Required work: Each entry here needs to be set down again exactly, please; pictures are left out.

Task inputs:
★ ★ ★ ★

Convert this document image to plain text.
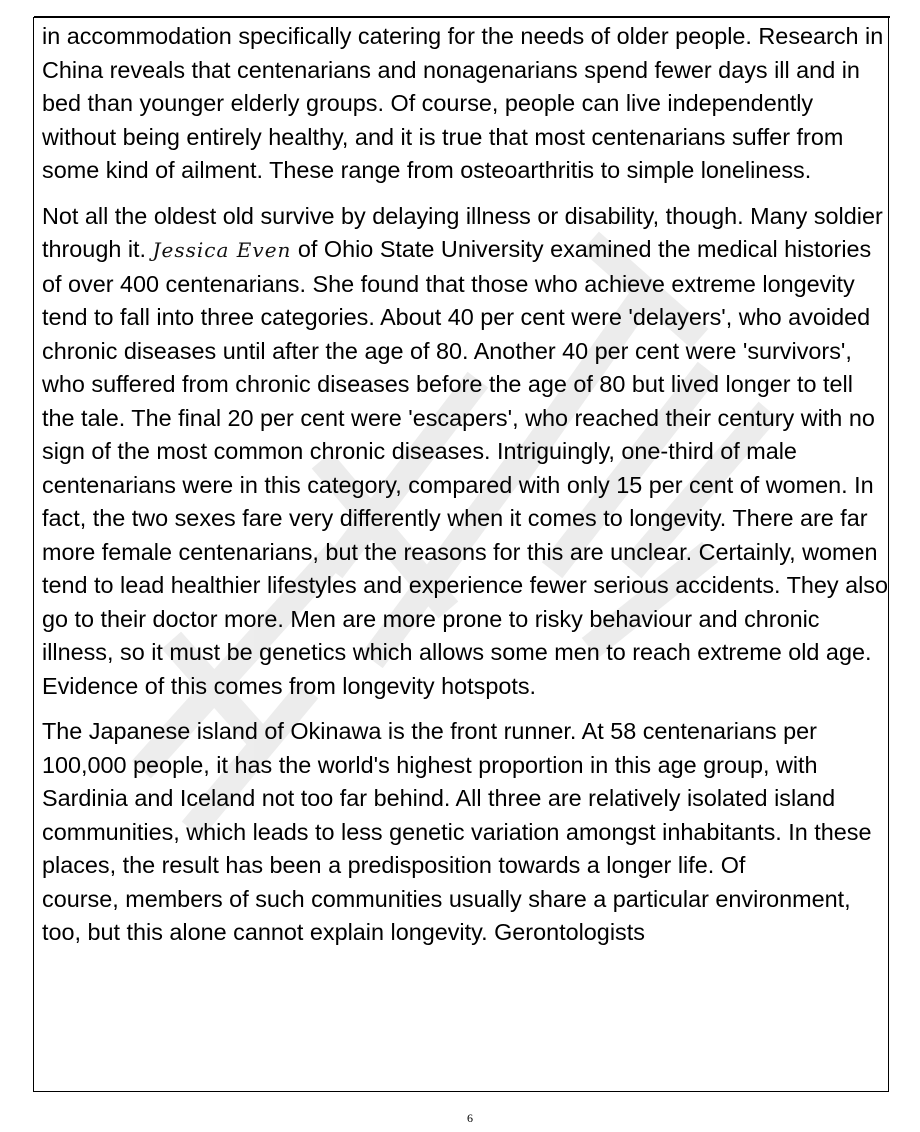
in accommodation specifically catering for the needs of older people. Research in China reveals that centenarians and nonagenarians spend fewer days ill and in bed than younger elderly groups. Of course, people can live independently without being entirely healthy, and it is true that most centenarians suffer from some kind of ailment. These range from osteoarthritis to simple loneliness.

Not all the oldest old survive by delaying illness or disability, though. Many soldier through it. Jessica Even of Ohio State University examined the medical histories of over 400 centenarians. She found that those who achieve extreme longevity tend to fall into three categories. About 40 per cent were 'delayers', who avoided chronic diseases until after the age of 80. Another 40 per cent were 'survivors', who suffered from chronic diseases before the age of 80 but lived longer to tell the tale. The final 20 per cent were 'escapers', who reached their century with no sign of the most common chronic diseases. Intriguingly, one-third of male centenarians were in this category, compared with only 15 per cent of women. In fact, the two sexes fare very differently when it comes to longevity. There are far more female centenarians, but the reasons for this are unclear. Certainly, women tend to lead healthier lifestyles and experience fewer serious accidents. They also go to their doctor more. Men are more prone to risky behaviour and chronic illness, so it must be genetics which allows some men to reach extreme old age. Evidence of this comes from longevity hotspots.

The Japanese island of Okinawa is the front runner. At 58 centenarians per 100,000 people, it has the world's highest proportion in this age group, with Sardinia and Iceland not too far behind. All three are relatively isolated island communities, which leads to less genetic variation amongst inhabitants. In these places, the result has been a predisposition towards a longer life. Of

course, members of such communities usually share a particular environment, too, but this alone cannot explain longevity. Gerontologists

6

★ ★ ★ ★

Solution to this task:
Convert this document image to plain text.
in accommodation specifically catering for the needs of older people. Research in China reveals that centenarians and nonagenarians spend fewer days ill and in bed than younger elderly groups. Of course, people can live independently without being entirely healthy, and it is true that most centenarians suffer from some kind of ailment. These range from osteoarthritis to simple loneliness.

Not all the oldest old survive by delaying illness or disability, though. Many soldier through it. Jessica Even of Ohio State University examined the medical histories of over 400 centenarians. She found that those who achieve extreme longevity tend to fall into three categories. About 40 per cent were 'delayers', who avoided chronic diseases until after the age of 80. Another 40 per cent were 'survivors', who suffered from chronic diseases before the age of 80 but lived longer to tell the tale. The final 20 per cent were 'escapers', who reached their century with no sign of the most common chronic diseases. Intriguingly, one-third of male centenarians were in this category, compared with only 15 per cent of women. In fact, the two sexes fare very differently when it comes to longevity. There are far more female centenarians, but the reasons for this are unclear. Certainly, women tend to lead healthier lifestyles and experience fewer serious accidents. They also go to their doctor more. Men are more prone to risky behaviour and chronic illness, so it must be genetics which allows some men to reach extreme old age. Evidence of this comes from longevity hotspots.

The Japanese island of Okinawa is the front runner. At 58 centenarians per 100,000 people, it has the world's highest proportion in this age group, with Sardinia and Iceland not too far behind. All three are relatively isolated island communities, which leads to less genetic variation amongst inhabitants. In these places, the result has been a predisposition towards a longer life. Of

course, members of such communities usually share a particular environment, too, but this alone cannot explain longevity. Gerontologists

6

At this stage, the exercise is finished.